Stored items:
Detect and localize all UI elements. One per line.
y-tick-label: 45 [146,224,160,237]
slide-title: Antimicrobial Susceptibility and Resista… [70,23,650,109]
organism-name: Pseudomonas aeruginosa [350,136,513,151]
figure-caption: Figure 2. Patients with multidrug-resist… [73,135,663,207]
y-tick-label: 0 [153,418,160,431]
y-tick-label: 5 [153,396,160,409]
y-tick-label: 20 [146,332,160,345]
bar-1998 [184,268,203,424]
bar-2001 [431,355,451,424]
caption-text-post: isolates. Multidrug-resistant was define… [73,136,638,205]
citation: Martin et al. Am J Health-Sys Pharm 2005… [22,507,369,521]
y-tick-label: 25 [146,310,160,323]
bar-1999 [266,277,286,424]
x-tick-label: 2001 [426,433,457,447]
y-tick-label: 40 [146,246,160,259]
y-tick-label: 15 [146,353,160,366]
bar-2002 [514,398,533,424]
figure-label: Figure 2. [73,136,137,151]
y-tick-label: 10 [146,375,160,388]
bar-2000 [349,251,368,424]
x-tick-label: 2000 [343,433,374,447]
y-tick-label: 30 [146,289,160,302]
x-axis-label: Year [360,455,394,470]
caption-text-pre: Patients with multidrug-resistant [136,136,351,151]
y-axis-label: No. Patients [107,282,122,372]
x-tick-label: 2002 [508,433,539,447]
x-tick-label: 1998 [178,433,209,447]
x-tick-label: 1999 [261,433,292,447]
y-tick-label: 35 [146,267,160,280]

What to do: Count how many lines above include the word "text" and answer with that figure only.

Task result: 2